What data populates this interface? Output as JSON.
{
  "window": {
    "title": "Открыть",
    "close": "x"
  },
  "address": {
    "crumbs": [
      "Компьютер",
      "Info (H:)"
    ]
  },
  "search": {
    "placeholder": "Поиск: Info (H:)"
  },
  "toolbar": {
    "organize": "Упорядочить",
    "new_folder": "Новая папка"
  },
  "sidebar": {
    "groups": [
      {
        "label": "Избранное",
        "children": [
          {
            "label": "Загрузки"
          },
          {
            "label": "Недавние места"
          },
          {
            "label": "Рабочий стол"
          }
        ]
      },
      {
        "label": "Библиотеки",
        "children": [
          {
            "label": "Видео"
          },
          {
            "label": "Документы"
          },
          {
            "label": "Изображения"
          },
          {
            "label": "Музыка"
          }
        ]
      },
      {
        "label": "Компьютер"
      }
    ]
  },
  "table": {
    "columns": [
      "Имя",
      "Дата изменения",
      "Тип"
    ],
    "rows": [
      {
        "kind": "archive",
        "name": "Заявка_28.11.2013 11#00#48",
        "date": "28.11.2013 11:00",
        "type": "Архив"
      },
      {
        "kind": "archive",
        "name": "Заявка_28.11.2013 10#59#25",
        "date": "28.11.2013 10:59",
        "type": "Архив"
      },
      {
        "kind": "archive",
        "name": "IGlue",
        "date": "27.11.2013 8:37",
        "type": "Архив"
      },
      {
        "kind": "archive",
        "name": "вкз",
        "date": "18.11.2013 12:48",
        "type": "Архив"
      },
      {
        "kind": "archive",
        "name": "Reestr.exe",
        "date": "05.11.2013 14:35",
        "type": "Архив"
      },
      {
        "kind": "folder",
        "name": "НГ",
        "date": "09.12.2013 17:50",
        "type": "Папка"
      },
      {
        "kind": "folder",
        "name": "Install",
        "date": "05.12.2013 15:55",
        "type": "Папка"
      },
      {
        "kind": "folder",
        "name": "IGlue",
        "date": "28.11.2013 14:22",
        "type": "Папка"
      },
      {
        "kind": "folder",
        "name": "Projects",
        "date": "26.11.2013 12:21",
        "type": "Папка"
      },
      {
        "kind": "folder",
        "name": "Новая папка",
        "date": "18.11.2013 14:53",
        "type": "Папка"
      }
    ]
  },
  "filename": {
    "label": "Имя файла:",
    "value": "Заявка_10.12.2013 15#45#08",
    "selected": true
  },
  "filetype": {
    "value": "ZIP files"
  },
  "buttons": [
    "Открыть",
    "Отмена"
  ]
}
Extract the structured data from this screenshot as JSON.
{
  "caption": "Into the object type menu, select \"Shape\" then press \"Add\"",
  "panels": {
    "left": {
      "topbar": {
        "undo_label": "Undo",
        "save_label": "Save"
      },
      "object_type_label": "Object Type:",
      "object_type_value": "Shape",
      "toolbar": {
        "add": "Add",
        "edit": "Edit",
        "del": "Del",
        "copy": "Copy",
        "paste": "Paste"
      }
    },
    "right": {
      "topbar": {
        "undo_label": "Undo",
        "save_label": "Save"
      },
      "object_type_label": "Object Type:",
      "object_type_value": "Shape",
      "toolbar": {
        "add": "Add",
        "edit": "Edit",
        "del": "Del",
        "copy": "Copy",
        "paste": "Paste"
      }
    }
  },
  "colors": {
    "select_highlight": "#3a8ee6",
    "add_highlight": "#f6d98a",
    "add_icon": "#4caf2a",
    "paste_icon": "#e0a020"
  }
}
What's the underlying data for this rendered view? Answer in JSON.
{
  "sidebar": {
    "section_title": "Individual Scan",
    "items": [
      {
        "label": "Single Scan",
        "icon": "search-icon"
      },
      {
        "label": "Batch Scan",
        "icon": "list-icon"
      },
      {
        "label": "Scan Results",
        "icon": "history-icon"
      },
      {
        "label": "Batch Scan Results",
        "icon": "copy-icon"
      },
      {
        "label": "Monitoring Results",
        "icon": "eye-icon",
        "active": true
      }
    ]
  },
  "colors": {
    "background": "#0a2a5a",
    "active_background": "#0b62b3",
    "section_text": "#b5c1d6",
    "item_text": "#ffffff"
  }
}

### [EXERCISE GOAL]
Quote each line of the listing above exactly.

### [CORRECT RESPONSE]
What data populates this interface? Output as JSON.
{
  "window": {
    "title": "Открыть",
    "close": "x"
  },
  "address": {
    "crumbs": [
      "Компьютер",
      "Info (H:)"
    ]
  },
  "search": {
    "placeholder": "Поиск: Info (H:)"
  },
  "toolbar": {
    "organize": "Упорядочить",
    "new_folder": "Новая папка"
  },
  "sidebar": {
    "groups": [
      {
        "label": "Избранное",
        "children": [
          {
            "label": "Загрузки"
          },
          {
            "label": "Недавние места"
          },
          {
            "label": "Рабочий стол"
          }
        ]
      },
      {
        "label": "Библиотеки",
        "children": [
          {
            "label": "Видео"
          },
          {
            "label": "Документы"
          },
          {
            "label": "Изображения"
          },
          {
            "label": "Музыка"
          }
        ]
      },
      {
        "label": "Компьютер"
      }
    ]
  },
  "table": {
    "columns": [
      "Имя",
      "Дата изменения",
      "Тип"
    ],
    "rows": [
      {
        "kind": "archive",
        "name": "Заявка_28.11.2013 11#00#48",
        "date": "28.11.2013 11:00",
        "type": "Архив"
      },
      {
        "kind": "archive",
        "name": "Заявка_28.11.2013 10#59#25",
        "date": "28.11.2013 10:59",
        "type": "Архив"
      },
      {
        "kind": "archive",
        "name": "IGlue",
        "date": "27.11.2013 8:37",
        "type": "Архив"
      },
      {
        "kind": "archive",
        "name": "вкз",
        "date": "18.11.2013 12:48",
        "type": "Архив"
      },
      {
        "kind": "archive",
        "name": "Reestr.exe",
        "date": "05.11.2013 14:35",
        "type": "Архив"
      },
      {
        "kind": "folder",
        "name": "НГ",
        "date": "09.12.2013 17:50",
        "type": "Папка"
      },
      {
        "kind": "folder",
        "name": "Install",
        "date": "05.12.2013 15:55",
        "type": "Папка"
      },
      {
        "kind": "folder",
        "name": "IGlue",
        "date": "28.11.2013 14:22",
        "type": "Папка"
      },
      {
        "kind": "folder",
        "name": "Projects",
        "date": "26.11.2013 12:21",
        "type": "Папка"
      },
      {
        "kind": "folder",
        "name": "Новая папка",
        "date": "18.11.2013 14:53",
        "type": "Папка"
      }
    ]
  },
  "filename": {
    "label": "Имя файла:",
    "value": "Заявка_10.12.2013 15#45#08",
    "selected": true
  },
  "filetype": {
    "value": "ZIP files"
  },
  "buttons": [
    "Открыть",
    "Отмена"
  ]
}
Extract the structured data from this screenshot as JSON.
{
  "caption": "Into the object type menu, select \"Shape\" then press \"Add\"",
  "panels": {
    "left": {
      "topbar": {
        "undo_label": "Undo",
        "save_label": "Save"
      },
      "object_type_label": "Object Type:",
      "object_type_value": "Shape",
      "toolbar": {
        "add": "Add",
        "edit": "Edit",
        "del": "Del",
        "copy": "Copy",
        "paste": "Paste"
      }
    },
    "right": {
      "topbar": {
        "undo_label": "Undo",
        "save_label": "Save"
      },
      "object_type_label": "Object Type:",
      "object_type_value": "Shape",
      "toolbar": {
        "add": "Add",
        "edit": "Edit",
        "del": "Del",
        "copy": "Copy",
        "paste": "Paste"
      }
    }
  },
  "colors": {
    "select_highlight": "#3a8ee6",
    "add_highlight": "#f6d98a",
    "add_icon": "#4caf2a",
    "paste_icon": "#e0a020"
  }
}
What's the underlying data for this rendered view? Answer in JSON.
{
  "sidebar": {
    "section_title": "Individual Scan",
    "items": [
      {
        "label": "Single Scan",
        "icon": "search-icon"
      },
      {
        "label": "Batch Scan",
        "icon": "list-icon"
      },
      {
        "label": "Scan Results",
        "icon": "history-icon"
      },
      {
        "label": "Batch Scan Results",
        "icon": "copy-icon"
      },
      {
        "label": "Monitoring Results",
        "icon": "eye-icon",
        "active": true
      }
    ]
  },
  "colors": {
    "background": "#0a2a5a",
    "active_background": "#0b62b3",
    "section_text": "#b5c1d6",
    "item_text": "#ffffff"
  }
}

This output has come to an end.